[Collection entries]
— Begin —
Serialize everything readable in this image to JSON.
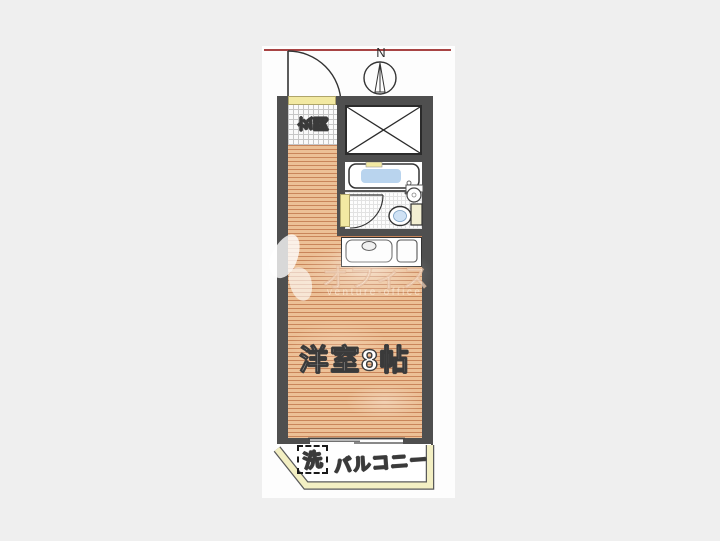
{
  "plan": {
    "compass_label": "N",
    "entrance_label": "玄関",
    "room_label": "洋室8帖",
    "balcony_label": "バルコニー",
    "washer_label": "洗"
  },
  "watermark": {
    "text": "オフィス",
    "subtext": "venture-office"
  },
  "colors": {
    "background": "#efefef",
    "wall": "#4f4f4f",
    "wood_base": "#ecc096",
    "wood_stripe": "#c9855a",
    "accent_yellow": "#f2e9a2",
    "balcony_rail": "#f3efc3",
    "water_blue": "#b9d4ee",
    "red_line": "#a84444"
  }
}
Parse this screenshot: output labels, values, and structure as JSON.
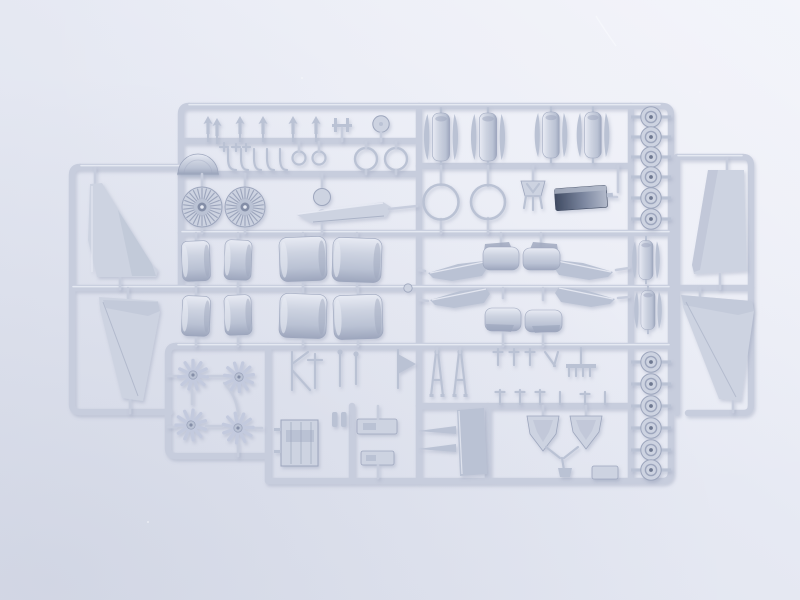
{
  "scene": {
    "description": "Overhead photograph of two overlapping light-grey injection-moulded styrene sprues (model aircraft kit part trees) lying on a pale cool blue-white surface under soft diffuse light",
    "subject": "plastic model kit sprues with unpainted aircraft parts",
    "sprue_color_name": "light grey styrene",
    "background_name": "pale blue-white seamless surface",
    "sprue_count": 2,
    "notable_parts": "four tail-fin halves, eight engine cowling barrel halves, two turbofan face discs, four multi-blade fan rotors, twelve wheels, mirrored swept wing-root fairings, one dark moulded equipment box, radome dome, rings, landing-gear struts and many small fittings"
  },
  "colors": {
    "bg-base": "#e6e9f3",
    "bg-light": "#f3f4fa",
    "bg-dark": "#dde1ed",
    "run": "#c7cddd",
    "run-hi": "#eaedf6",
    "part": "#cdd3e1",
    "part-hi": "#e8ebf4",
    "part-mid": "#bac2d4",
    "part-sh": "#9da6bd",
    "part-dk": "#848ea7",
    "hub": "#6e7890",
    "blade": "#c3cade",
    "box-dark": "#404b62",
    "box-mid": "#7c87a0",
    "box-light": "#b3bacb",
    "shadow": "#7e88a5",
    "scratch": "#f7f8fc"
  },
  "parts_inventory": [
    {
      "part": "vertical tail fin half",
      "count": 4
    },
    {
      "part": "turbofan engine face disc",
      "count": 2
    },
    {
      "part": "multi-blade fan rotor",
      "count": 4
    },
    {
      "part": "engine cowling barrel half",
      "count": 8
    },
    {
      "part": "cowl barrel with intake-lip crescents",
      "count": 6
    },
    {
      "part": "wheel with hub",
      "count": 12
    },
    {
      "part": "hoop ring large",
      "count": 2
    },
    {
      "part": "hoop ring medium",
      "count": 2
    },
    {
      "part": "hoop ring small",
      "count": 2
    },
    {
      "part": "radome half-dome",
      "count": 1
    },
    {
      "part": "dark moulded equipment box",
      "count": 1
    },
    {
      "part": "pitot aerial dart",
      "count": 6
    },
    {
      "part": "swept intake-lip strip",
      "count": 1
    },
    {
      "part": "wing-root fairing blade",
      "count": 4
    },
    {
      "part": "fairing cylinder section",
      "count": 4
    },
    {
      "part": "landing-gear A-frame strut",
      "count": 2
    },
    {
      "part": "arrowhead bracket",
      "count": 2
    },
    {
      "part": "Y-shaped link",
      "count": 1
    },
    {
      "part": "hatch louvre panel",
      "count": 1
    },
    {
      "part": "channel bracket",
      "count": 2
    },
    {
      "part": "tapered needle probe",
      "count": 2
    },
    {
      "part": "trapezoid panel",
      "count": 1
    },
    {
      "part": "small disc",
      "count": 3
    },
    {
      "part": "J-hook fitting",
      "count": 5
    },
    {
      "part": "assorted small fittings",
      "count": 24
    }
  ],
  "photo_artifacts": {
    "scratch": "faint bright diagonal scratch on backdrop, top centre-right",
    "dust": "a few tiny bright dust specks"
  }
}
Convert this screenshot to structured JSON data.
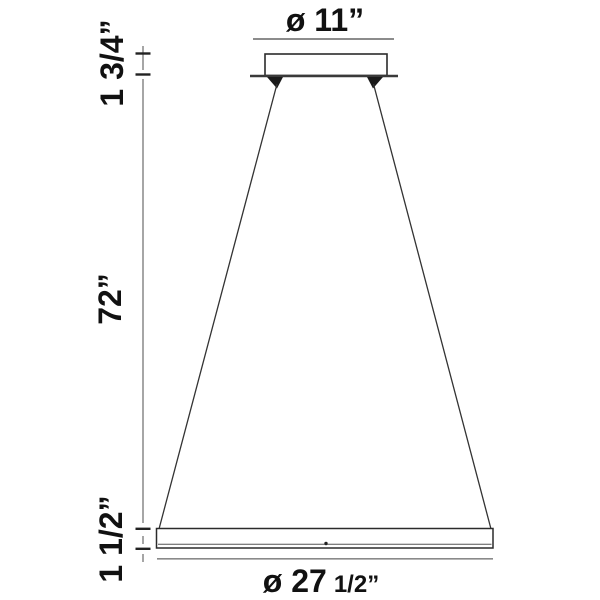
{
  "diagram": {
    "type": "pendant-light-dimension-drawing",
    "dimensions": {
      "canopy_diameter": "ø 11”",
      "canopy_height": "1 3/4”",
      "suspension_length": "72”",
      "ring_height": "1 1/2”",
      "ring_diameter_main": "ø 27",
      "ring_diameter_fraction": "1/2”"
    },
    "colors": {
      "outline": "#2b2b2b",
      "dim_line_gray": "#777777",
      "flange": "#3a3a3a",
      "text": "#111111",
      "background": "#ffffff"
    }
  }
}
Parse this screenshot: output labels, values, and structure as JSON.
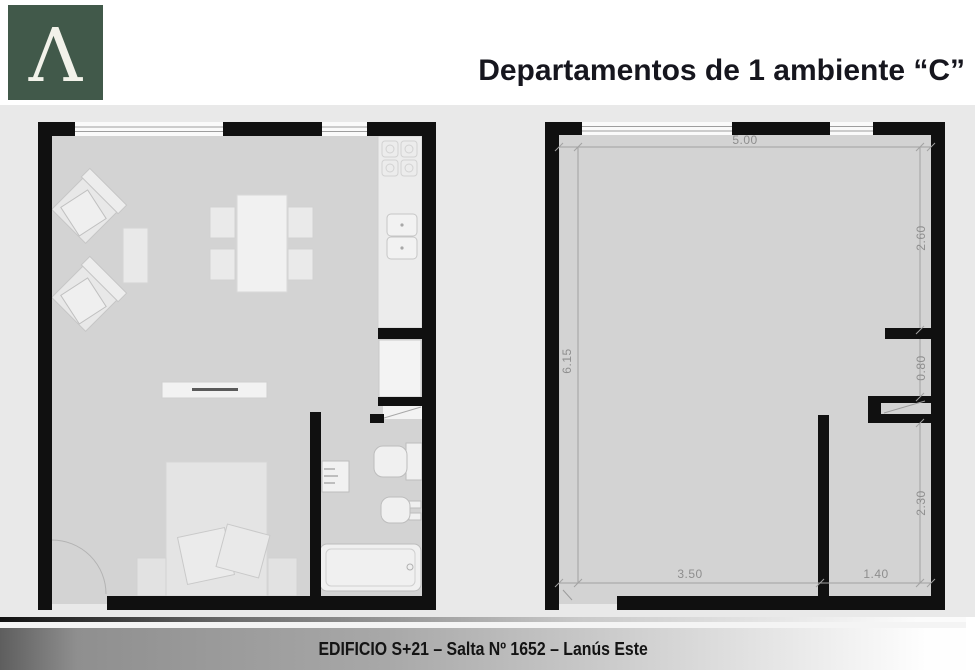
{
  "header": {
    "logo_letter": "Λ",
    "title": "Departamentos de 1 ambiente “C”"
  },
  "colors": {
    "logo_green": "#41594a",
    "wall_black": "#101010",
    "floor_gray": "#d3d3d3",
    "band_gray": "#e9e9e9",
    "dim_gray": "#8e8e8e",
    "dim_line": "#a2a2a2"
  },
  "dimensions": {
    "top_width": "5.00",
    "left_height": "6.15",
    "right_upper": "2.60",
    "right_middle": "0.80",
    "right_lower": "2.30",
    "bottom_left": "3.50",
    "bottom_right": "1.40"
  },
  "footer": {
    "text": "EDIFICIO S+21 – Salta Nº 1652 – Lanús Este"
  }
}
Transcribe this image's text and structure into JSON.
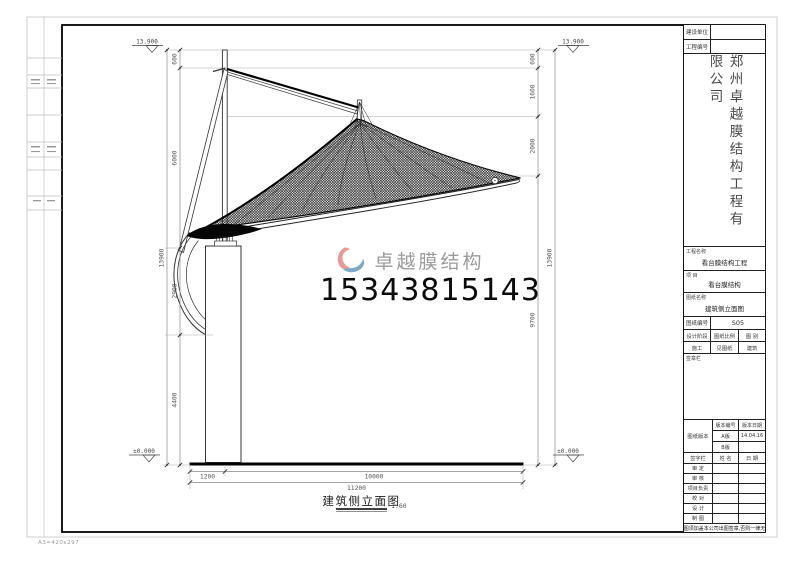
{
  "page": {
    "size_label": "A3=420x297"
  },
  "drawing": {
    "title": "建筑侧立面图",
    "scale": "1:60",
    "levels": {
      "top": "13.900",
      "bottom": "±0.000"
    },
    "dims": {
      "left_outer": "13900",
      "left_chain": [
        "600",
        "6000",
        "2900",
        "4400"
      ],
      "right_chain": [
        "600",
        "1600",
        "2000",
        "9700"
      ],
      "right_outer": "13900",
      "bottom_chain": [
        "1200",
        "10000"
      ],
      "bottom_total": "11200"
    }
  },
  "watermark": {
    "brand": "卓越膜结构",
    "phone": "15343815143",
    "logo_pink": "#e89a96",
    "logo_blue": "#7fa9c9"
  },
  "titleblock": {
    "company_vertical": "郑州卓越膜结构工程有限公司",
    "fields": {
      "construction_unit_label": "建设单位",
      "project_no_label": "工程编号",
      "project_name_label": "工程名称",
      "project_name": "看台膜结构工程",
      "item_label": "项 目",
      "item": "看台膜结构",
      "drawing_name_label": "图纸名称",
      "drawing_name": "建筑侧立面图",
      "drawing_no_label": "图纸编号",
      "drawing_no": "S05",
      "stage_label": "设计阶段",
      "scale_label": "图纸比例",
      "category_label": "图 别",
      "stage": "施工",
      "scale_value": "见图纸",
      "category": "建筑",
      "seal_label": "签章栏",
      "version_label": "图纸版本",
      "version_no_label": "版本编号",
      "version_date_label": "版本日期",
      "version_a": "A版",
      "version_a_date": "14.04.16",
      "version_b": "B版",
      "sign_label": "签字栏",
      "name_label": "姓 名",
      "date_label": "日 期",
      "rows": [
        "审 定",
        "审 核",
        "项目负责",
        "校 对",
        "设 计",
        "制 图"
      ],
      "note": "本图须加盖本公司出图签章,否则一律无效"
    }
  }
}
— End —
What the task requires: Omit the pictures and please write out exactly the lines between the one containing "Transcribe this image's" and the last line of the entries, both included.

Written solution:
Transcribe this image's text and structure into JSON.
{
  "page": {
    "size_label": "A3=420x297"
  },
  "drawing": {
    "title": "建筑侧立面图",
    "scale": "1:60",
    "levels": {
      "top": "13.900",
      "bottom": "±0.000"
    },
    "dims": {
      "left_outer": "13900",
      "left_chain": [
        "600",
        "6000",
        "2900",
        "4400"
      ],
      "right_chain": [
        "600",
        "1600",
        "2000",
        "9700"
      ],
      "right_outer": "13900",
      "bottom_chain": [
        "1200",
        "10000"
      ],
      "bottom_total": "11200"
    }
  },
  "watermark": {
    "brand": "卓越膜结构",
    "phone": "15343815143",
    "logo_pink": "#e89a96",
    "logo_blue": "#7fa9c9"
  },
  "titleblock": {
    "company_vertical": "郑州卓越膜结构工程有限公司",
    "fields": {
      "construction_unit_label": "建设单位",
      "project_no_label": "工程编号",
      "project_name_label": "工程名称",
      "project_name": "看台膜结构工程",
      "item_label": "项 目",
      "item": "看台膜结构",
      "drawing_name_label": "图纸名称",
      "drawing_name": "建筑侧立面图",
      "drawing_no_label": "图纸编号",
      "drawing_no": "S05",
      "stage_label": "设计阶段",
      "scale_label": "图纸比例",
      "category_label": "图 别",
      "stage": "施工",
      "scale_value": "见图纸",
      "category": "建筑",
      "seal_label": "签章栏",
      "version_label": "图纸版本",
      "version_no_label": "版本编号",
      "version_date_label": "版本日期",
      "version_a": "A版",
      "version_a_date": "14.04.16",
      "version_b": "B版",
      "sign_label": "签字栏",
      "name_label": "姓 名",
      "date_label": "日 期",
      "rows": [
        "审 定",
        "审 核",
        "项目负责",
        "校 对",
        "设 计",
        "制 图"
      ],
      "note": "本图须加盖本公司出图签章,否则一律无效"
    }
  }
}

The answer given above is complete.